— START —
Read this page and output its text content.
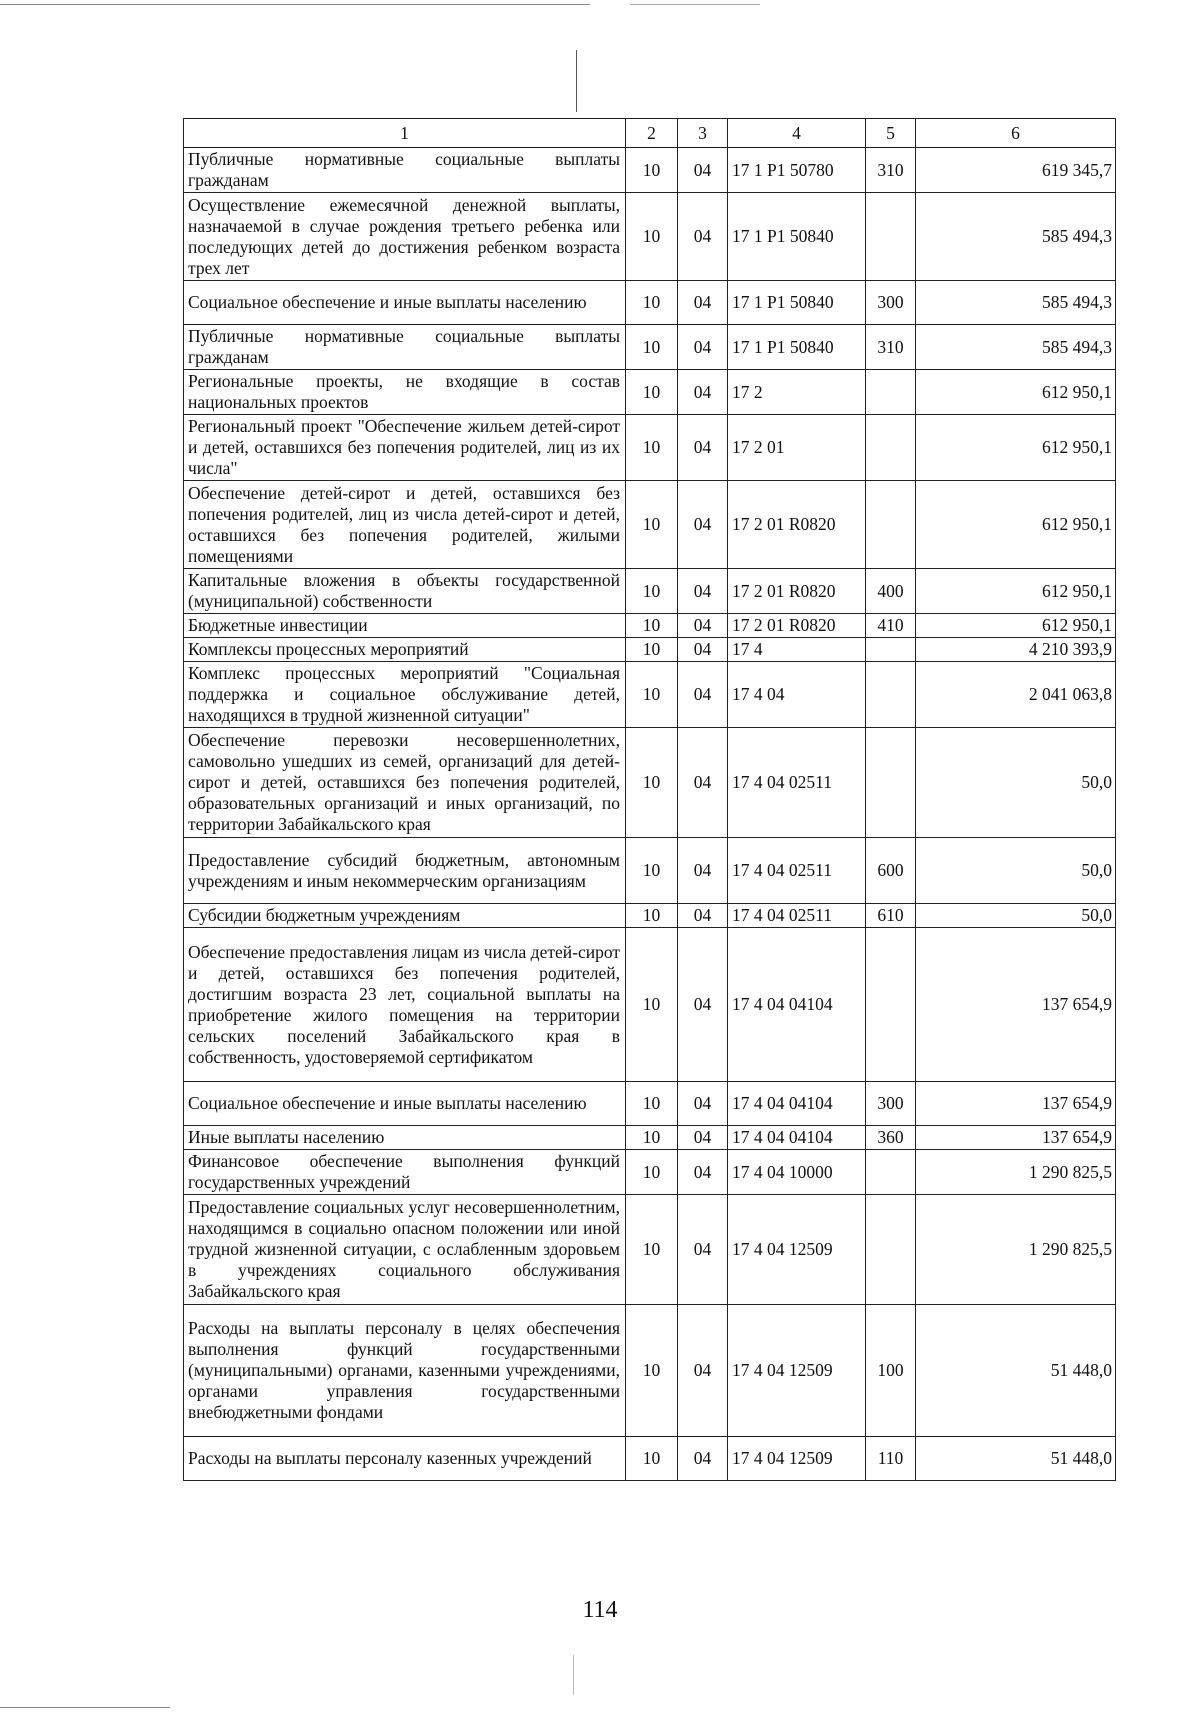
1	2	3	4	5	6
Публичные нормативные социальные выплаты гражданам	10	04	17 1 P1 50780	310	619 345,7
Осуществление ежемесячной денежной выплаты, назначаемой в случае рождения третьего ребенка или последующих детей до достижения ребенком возраста трех лет	10	04	17 1 P1 50840		585 494,3
Социальное обеспечение и иные выплаты населению	10	04	17 1 P1 50840	300	585 494,3
Публичные нормативные социальные выплаты гражданам	10	04	17 1 P1 50840	310	585 494,3
Региональные проекты, не входящие в состав национальных проектов	10	04	17 2		612 950,1
Региональный проект "Обеспечение жильем детей-сирот и детей, оставшихся без попечения родителей, лиц из их числа"	10	04	17 2 01		612 950,1
Обеспечение детей-сирот и детей, оставшихся без попечения родителей, лиц из числа детей-сирот и детей, оставшихся без попечения родителей, жилыми помещениями	10	04	17 2 01 R0820		612 950,1
Капитальные вложения в объекты государственной (муниципальной) собственности	10	04	17 2 01 R0820	400	612 950,1
Бюджетные инвестиции	10	04	17 2 01 R0820	410	612 950,1
Комплексы процессных мероприятий	10	04	17 4		4 210 393,9
Комплекс процессных мероприятий "Социальная поддержка и социальное обслуживание детей, находящихся в трудной жизненной ситуации"	10	04	17 4 04		2 041 063,8
Обеспечение перевозки несовершеннолетних, самовольно ушедших из семей, организаций для детей-сирот и детей, оставшихся без попечения родителей, образовательных организаций и иных организаций, по территории Забайкальского края	10	04	17 4 04 02511		50,0
Предоставление субсидий бюджетным, автономным учреждениям и иным некоммерческим организациям	10	04	17 4 04 02511	600	50,0
Субсидии бюджетным учреждениям	10	04	17 4 04 02511	610	50,0
Обеспечение предоставления лицам из числа детей-сирот и детей, оставшихся без попечения родителей, достигшим возраста 23 лет, социальной выплаты на приобретение жилого помещения на территории сельских поселений Забайкальского края в собственность, удостоверяемой сертификатом	10	04	17 4 04 04104		137 654,9
Социальное обеспечение и иные выплаты населению	10	04	17 4 04 04104	300	137 654,9
Иные выплаты населению	10	04	17 4 04 04104	360	137 654,9
Финансовое обеспечение выполнения функций государственных учреждений	10	04	17 4 04 10000		1 290 825,5
Предоставление социальных услуг несовершеннолетним, находящимся в социально опасном положении или иной трудной жизненной ситуации, с ослабленным здоровьем в учреждениях социального обслуживания Забайкальского края	10	04	17 4 04 12509		1 290 825,5
Расходы на выплаты персоналу в целях обеспечения выполнения функций государственными (муниципальными) органами, казенными учреждениями, органами управления государственными внебюджетными фондами	10	04	17 4 04 12509	100	51 448,0
Расходы на выплаты персоналу казенных учреждений	10	04	17 4 04 12509	110	51 448,0
114
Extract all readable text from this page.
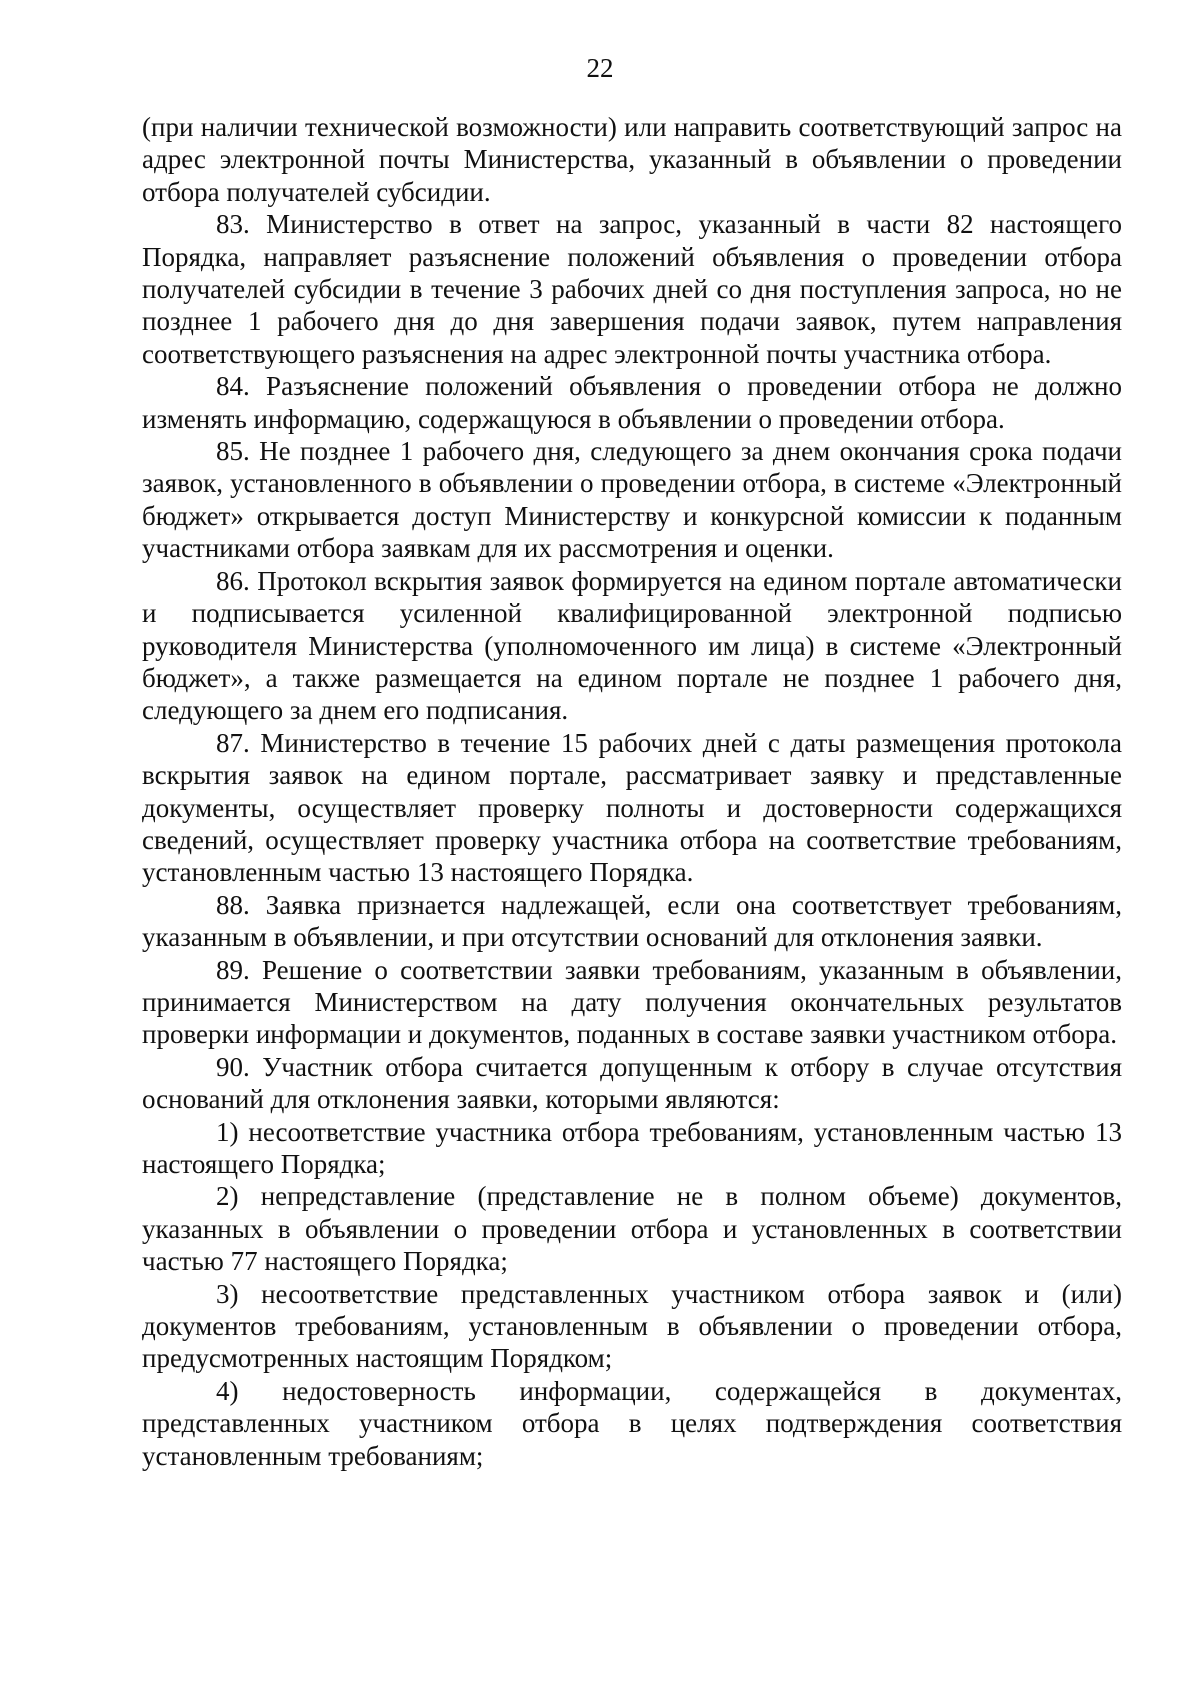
22

(при наличии технической возможности) или направить соответствующий запрос на адрес электронной почты Министерства, указанный в объявлении о проведении отбора получателей субсидии.

83. Министерство в ответ на запрос, указанный в части 82 настоящего Порядка, направляет разъяснение положений объявления о проведении отбора получателей субсидии в течение 3 рабочих дней со дня поступления запроса, но не позднее 1 рабочего дня до дня завершения подачи заявок, путем направления соответствующего разъяснения на адрес электронной почты участника отбора.

84. Разъяснение положений объявления о проведении отбора не должно изменять информацию, содержащуюся в объявлении о проведении отбора.

85. Не позднее 1 рабочего дня, следующего за днем окончания срока подачи заявок, установленного в объявлении о проведении отбора, в системе «Электронный бюджет» открывается доступ Министерству и конкурсной комиссии к поданным участниками отбора заявкам для их рассмотрения и оценки.

86. Протокол вскрытия заявок формируется на едином портале автоматически и подписывается усиленной квалифицированной электронной подписью руководителя Министерства (уполномоченного им лица) в системе «Электронный бюджет», а также размещается на едином портале не позднее 1 рабочего дня, следующего за днем его подписания.

87. Министерство в течение 15 рабочих дней с даты размещения протокола вскрытия заявок на едином портале, рассматривает заявку и представленные документы, осуществляет проверку полноты и достоверности содержащихся сведений, осуществляет проверку участника отбора на соответствие требованиям, установленным частью 13 настоящего Порядка.

88. Заявка признается надлежащей, если она соответствует требованиям, указанным в объявлении, и при отсутствии оснований для отклонения заявки.

89. Решение о соответствии заявки требованиям, указанным в объявлении, принимается Министерством на дату получения окончательных результатов проверки информации и документов, поданных в составе заявки участником отбора.

90. Участник отбора считается допущенным к отбору в случае отсутствия оснований для отклонения заявки, которыми являются:

1) несоответствие участника отбора требованиям, установленным частью 13 настоящего Порядка;

2) непредставление (представление не в полном объеме) документов, указанных в объявлении о проведении отбора и установленных в соответствии частью 77 настоящего Порядка;

3) несоответствие представленных участником отбора заявок и (или) документов требованиям, установленным в объявлении о проведении отбора, предусмотренных настоящим Порядком;

4) недостоверность информации, содержащейся в документах, представленных участником отбора в целях подтверждения соответствия установленным требованиям;
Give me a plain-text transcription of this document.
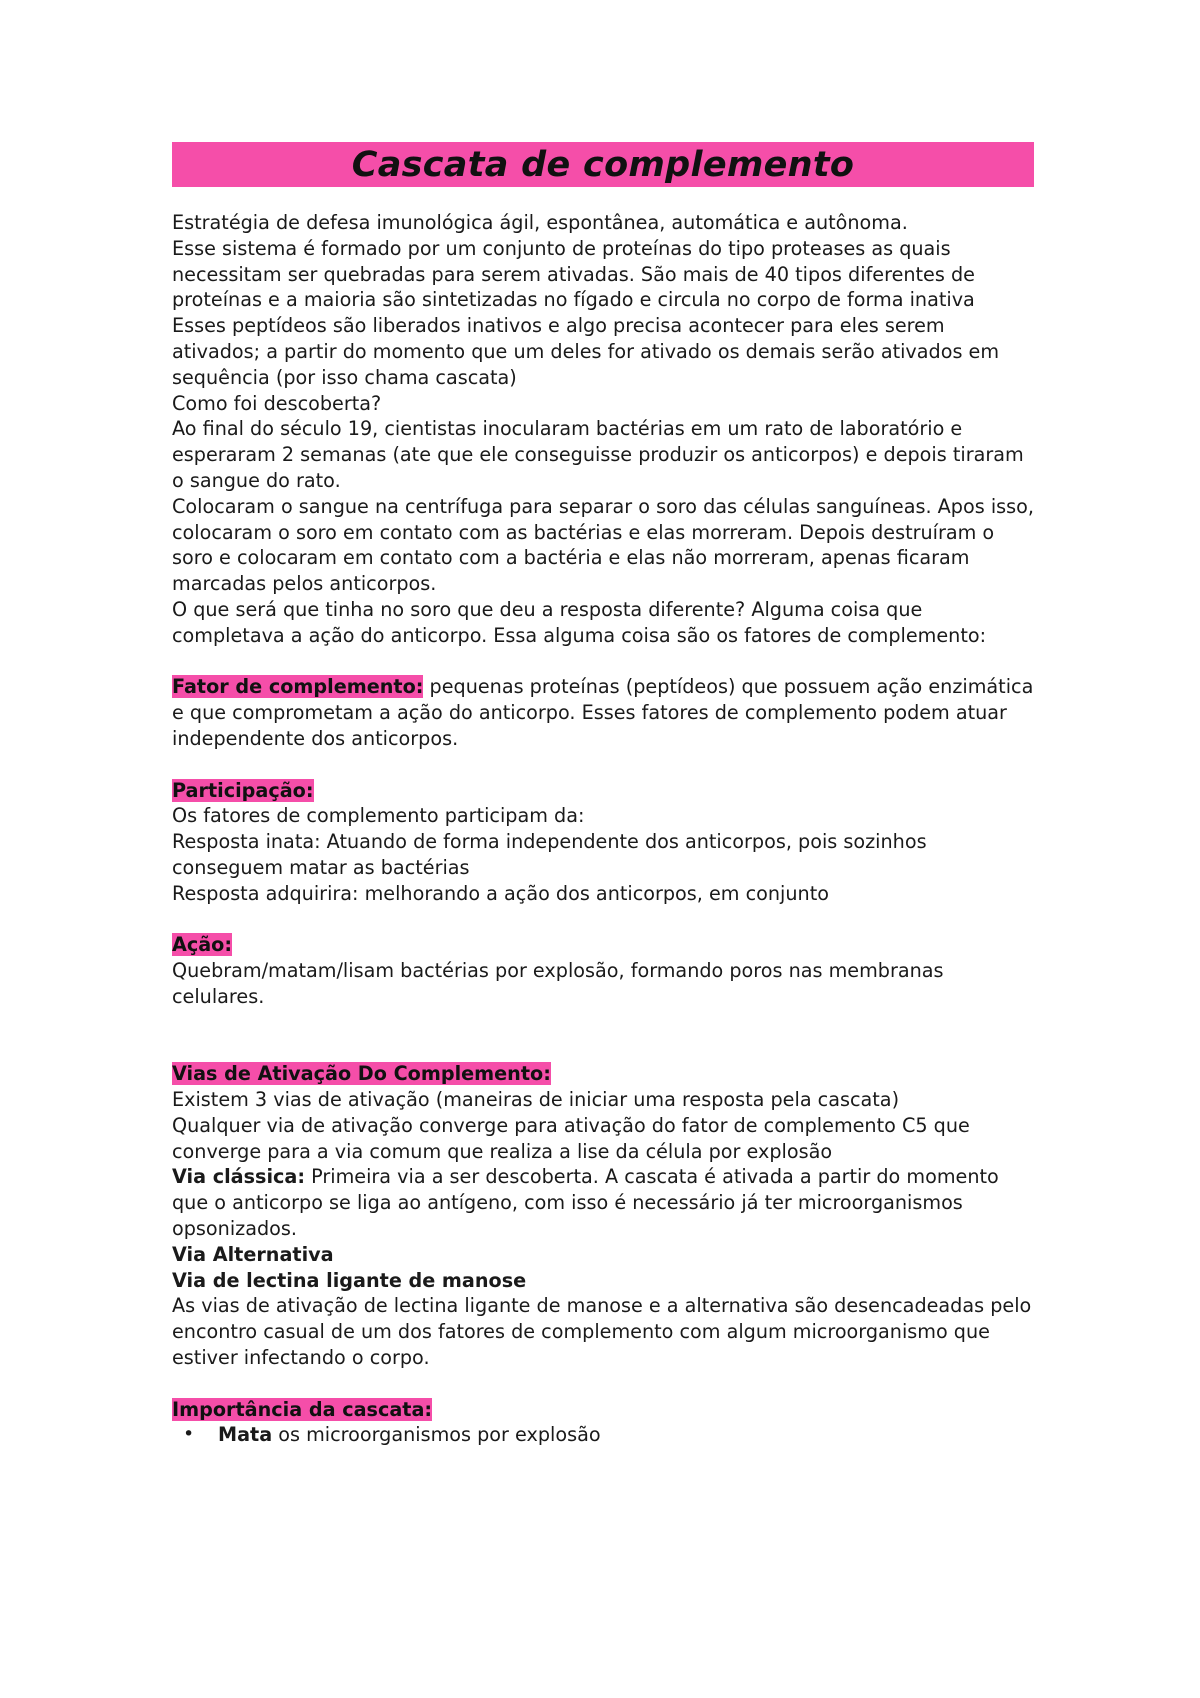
Cascata de complemento

Estratégia de defesa imunológica ágil, espontânea, automática e autônoma.

Esse sistema é formado por um conjunto de proteínas do tipo proteases as quais necessitam ser quebradas para serem ativadas. São mais de 40 tipos diferentes de proteínas e a maioria são sintetizadas no fígado e circula no corpo de forma inativa

Esses peptídeos são liberados inativos e algo precisa acontecer para eles serem ativados; a partir do momento que um deles for ativado os demais serão ativados em sequência (por isso chama cascata)

Como foi descoberta?

Ao final do século 19, cientistas inocularam bactérias em um rato de laboratório e esperaram 2 semanas (ate que ele conseguisse produzir os anticorpos) e depois tiraram o sangue do rato.

Colocaram o sangue na centrífuga para separar o soro das células sanguíneas. Apos isso, colocaram o soro em contato com as bactérias e elas morreram. Depois destruíram o soro e colocaram em contato com a bactéria e elas não morreram, apenas ficaram marcadas pelos anticorpos.

O que será que tinha no soro que deu a resposta diferente? Alguma coisa que completava a ação do anticorpo. Essa alguma coisa são os fatores de complemento:

Fator de complemento: pequenas proteínas (peptídeos) que possuem ação enzimática e que comprometam a ação do anticorpo. Esses fatores de complemento podem atuar independente dos anticorpos.

Participação:

Os fatores de complemento participam da:

Resposta inata: Atuando de forma independente dos anticorpos, pois sozinhos conseguem matar as bactérias

Resposta adquirira: melhorando a ação dos anticorpos, em conjunto

Ação:

Quebram/matam/lisam bactérias por explosão, formando poros nas membranas celulares.

Vias de Ativação Do Complemento:

Existem 3 vias de ativação (maneiras de iniciar uma resposta pela cascata)

Qualquer via de ativação converge para ativação do fator de complemento C5 que converge para a via comum que realiza a lise da célula por explosão

Via clássica: Primeira via a ser descoberta. A cascata é ativada a partir do momento que o anticorpo se liga ao antígeno, com isso é necessário já ter microorganismos opsonizados.

Via Alternativa

Via de lectina ligante de manose

As vias de ativação de lectina ligante de manose e a alternativa são desencadeadas pelo encontro casual de um dos fatores de complemento com algum microorganismo que estiver infectando o corpo.

Importância da cascata:

• Mata os microorganismos por explosão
— END —
__Task details__
Identify which lines contain the word "социальные" and copy each one.

__Solved exercise__
Публичные нормативные социальные выплаты гражданам	10	04	17 1 P1 50780	310	619 345,7
Публичные нормативные социальные выплаты гражданам	10	04	17 1 P1 50840	310	585 494,3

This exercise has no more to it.